Exercise prompt> Check each line of the listing below for the word "Handlingsplan" and say how many lines have it. Nothing else should be written.

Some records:

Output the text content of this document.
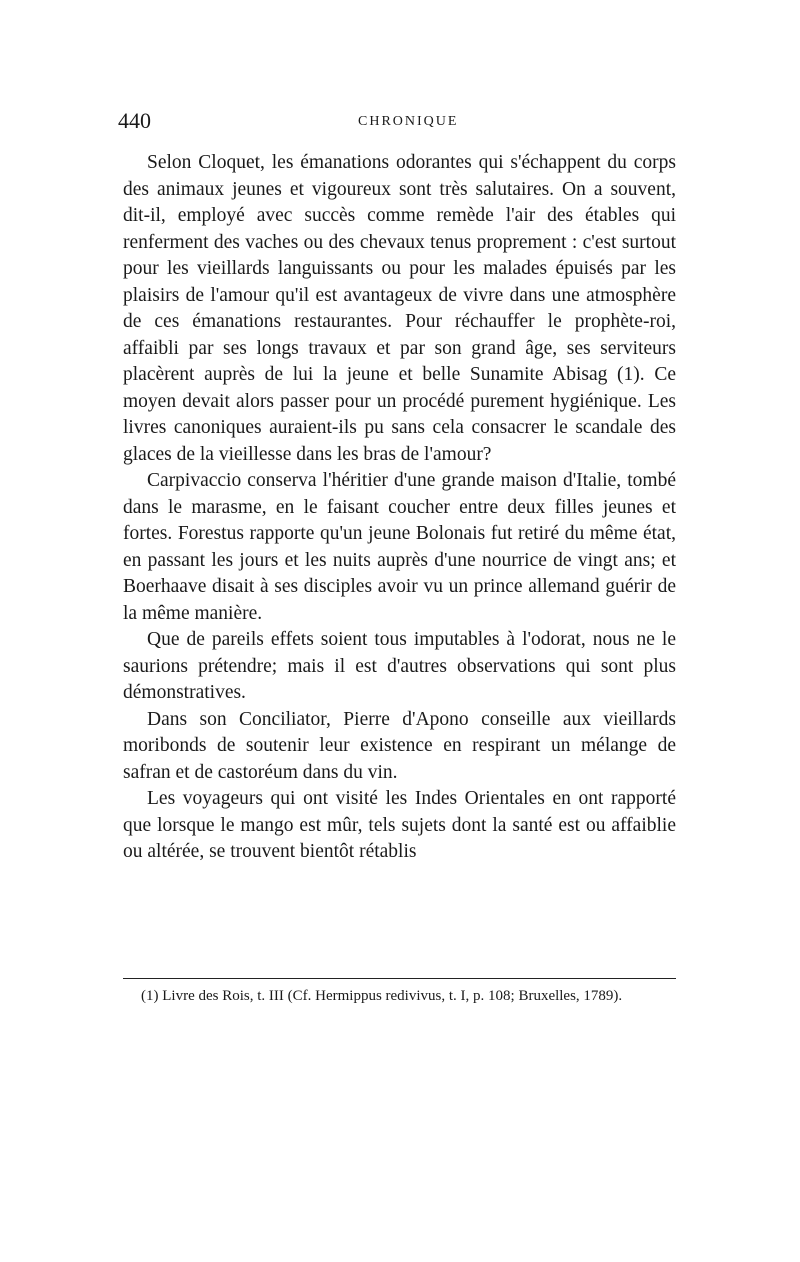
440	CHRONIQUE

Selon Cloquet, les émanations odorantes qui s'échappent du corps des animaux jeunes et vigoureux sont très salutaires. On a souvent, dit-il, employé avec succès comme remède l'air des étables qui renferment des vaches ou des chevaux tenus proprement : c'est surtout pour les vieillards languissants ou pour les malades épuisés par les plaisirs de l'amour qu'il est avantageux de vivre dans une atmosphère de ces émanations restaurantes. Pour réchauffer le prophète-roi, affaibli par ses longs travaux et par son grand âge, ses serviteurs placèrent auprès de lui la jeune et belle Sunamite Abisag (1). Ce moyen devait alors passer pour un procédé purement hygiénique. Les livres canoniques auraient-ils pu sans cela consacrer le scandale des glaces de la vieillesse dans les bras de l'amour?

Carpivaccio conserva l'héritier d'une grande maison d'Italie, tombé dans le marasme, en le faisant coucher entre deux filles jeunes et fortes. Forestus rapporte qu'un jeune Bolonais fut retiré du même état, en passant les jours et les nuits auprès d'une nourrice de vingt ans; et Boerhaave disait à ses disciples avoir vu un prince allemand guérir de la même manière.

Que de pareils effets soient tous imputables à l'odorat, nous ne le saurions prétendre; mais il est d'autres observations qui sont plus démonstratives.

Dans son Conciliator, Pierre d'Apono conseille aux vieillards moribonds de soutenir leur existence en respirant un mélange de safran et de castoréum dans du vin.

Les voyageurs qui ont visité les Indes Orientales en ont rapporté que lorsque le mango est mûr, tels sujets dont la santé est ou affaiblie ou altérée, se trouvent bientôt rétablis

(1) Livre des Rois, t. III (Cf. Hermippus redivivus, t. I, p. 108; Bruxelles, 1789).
---
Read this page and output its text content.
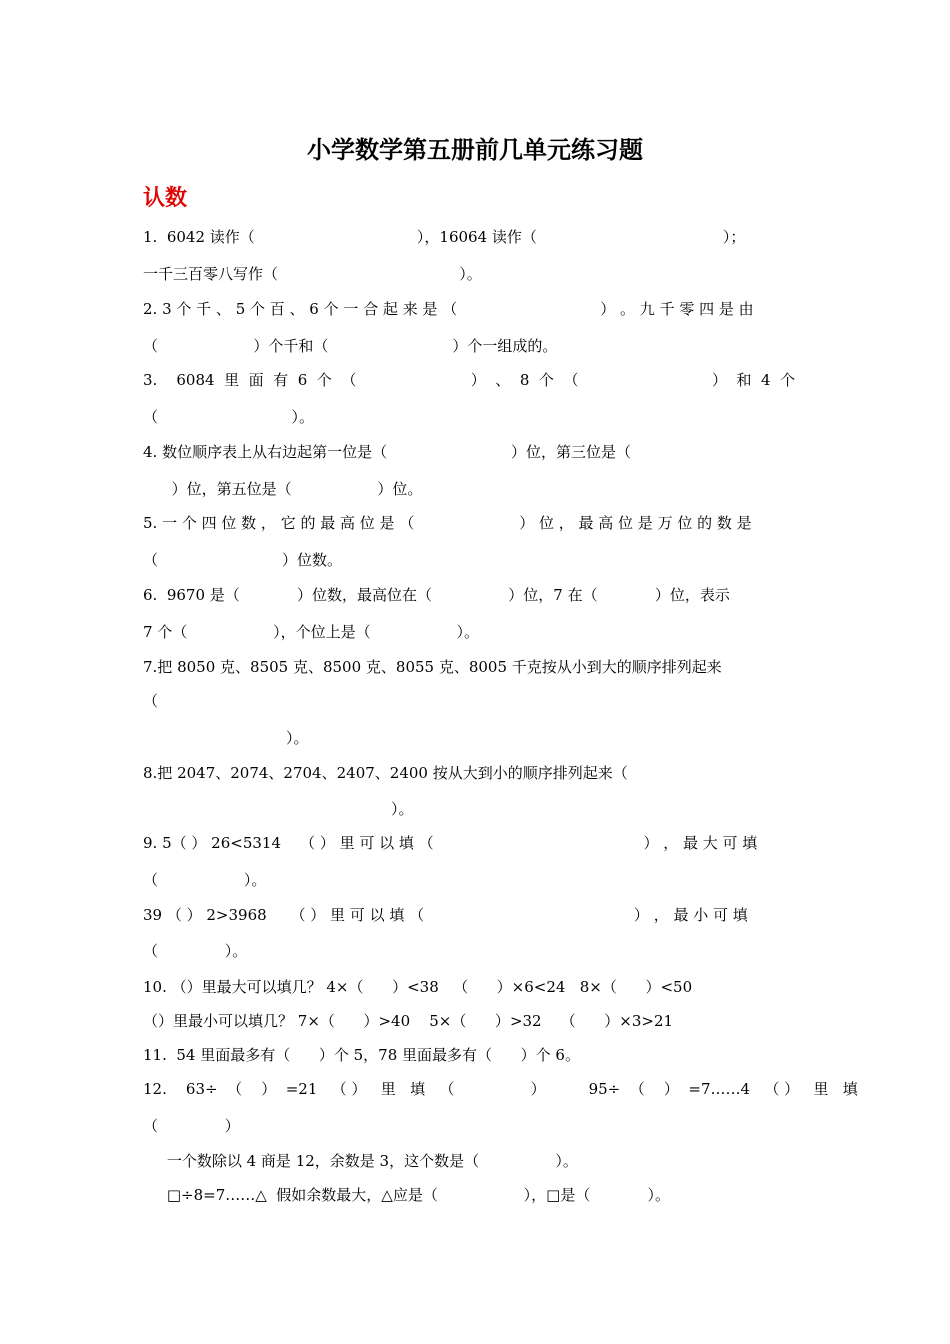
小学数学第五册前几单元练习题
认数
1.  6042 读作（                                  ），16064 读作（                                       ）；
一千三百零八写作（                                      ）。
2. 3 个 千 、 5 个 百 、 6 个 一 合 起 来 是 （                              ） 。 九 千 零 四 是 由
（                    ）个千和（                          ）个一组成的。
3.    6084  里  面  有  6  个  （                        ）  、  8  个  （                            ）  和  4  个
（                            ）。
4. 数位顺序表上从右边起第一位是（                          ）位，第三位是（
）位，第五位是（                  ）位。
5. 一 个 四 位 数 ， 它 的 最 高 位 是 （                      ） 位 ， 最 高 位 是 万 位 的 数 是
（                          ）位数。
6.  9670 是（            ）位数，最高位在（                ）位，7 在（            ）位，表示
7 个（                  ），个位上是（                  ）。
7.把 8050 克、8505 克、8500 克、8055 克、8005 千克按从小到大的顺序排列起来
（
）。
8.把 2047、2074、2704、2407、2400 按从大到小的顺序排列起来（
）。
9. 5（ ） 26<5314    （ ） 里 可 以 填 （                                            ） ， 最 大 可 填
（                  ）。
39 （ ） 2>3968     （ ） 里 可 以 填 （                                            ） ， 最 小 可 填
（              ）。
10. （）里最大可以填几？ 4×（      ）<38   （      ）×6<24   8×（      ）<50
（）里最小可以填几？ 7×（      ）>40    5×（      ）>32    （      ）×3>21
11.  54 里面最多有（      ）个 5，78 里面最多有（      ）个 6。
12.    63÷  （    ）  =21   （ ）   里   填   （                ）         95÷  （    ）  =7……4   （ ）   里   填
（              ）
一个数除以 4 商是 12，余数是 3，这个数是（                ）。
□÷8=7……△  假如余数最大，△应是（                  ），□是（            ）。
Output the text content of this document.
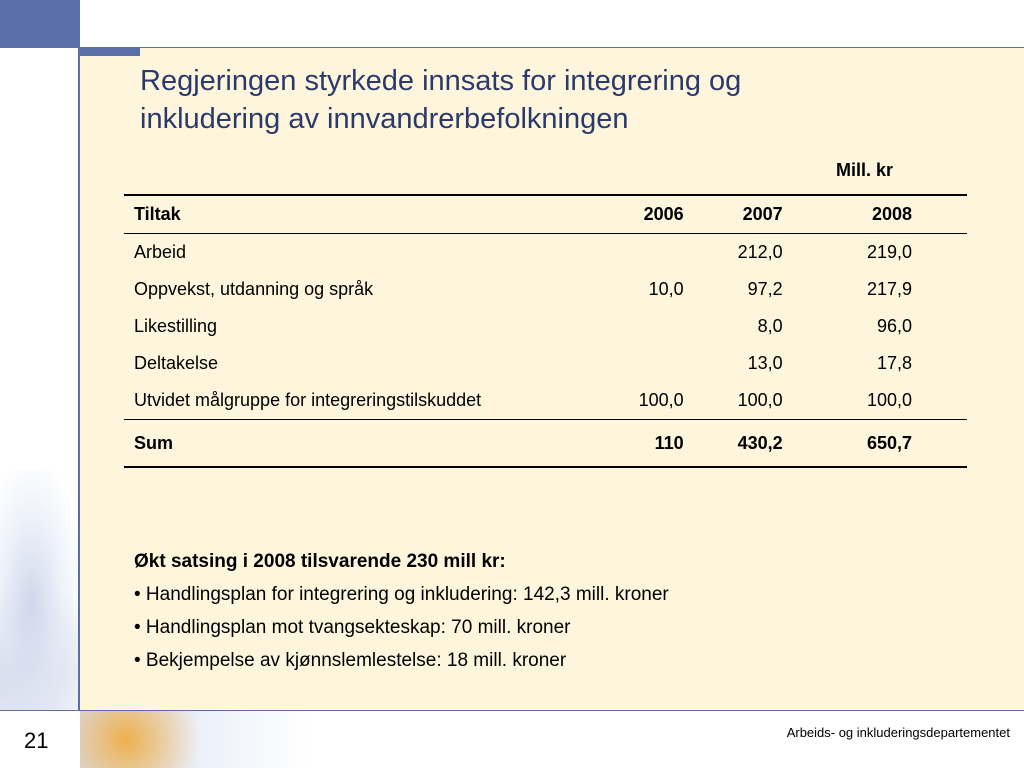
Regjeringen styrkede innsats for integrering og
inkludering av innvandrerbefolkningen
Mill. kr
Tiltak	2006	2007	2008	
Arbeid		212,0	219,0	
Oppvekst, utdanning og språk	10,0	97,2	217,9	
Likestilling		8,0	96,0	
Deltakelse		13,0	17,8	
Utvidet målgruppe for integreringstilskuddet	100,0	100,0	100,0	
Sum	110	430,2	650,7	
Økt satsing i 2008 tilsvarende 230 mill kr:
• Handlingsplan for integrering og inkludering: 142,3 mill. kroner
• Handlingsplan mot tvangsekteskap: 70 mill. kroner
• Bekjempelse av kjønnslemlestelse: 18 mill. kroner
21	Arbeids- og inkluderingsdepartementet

Task answer> 2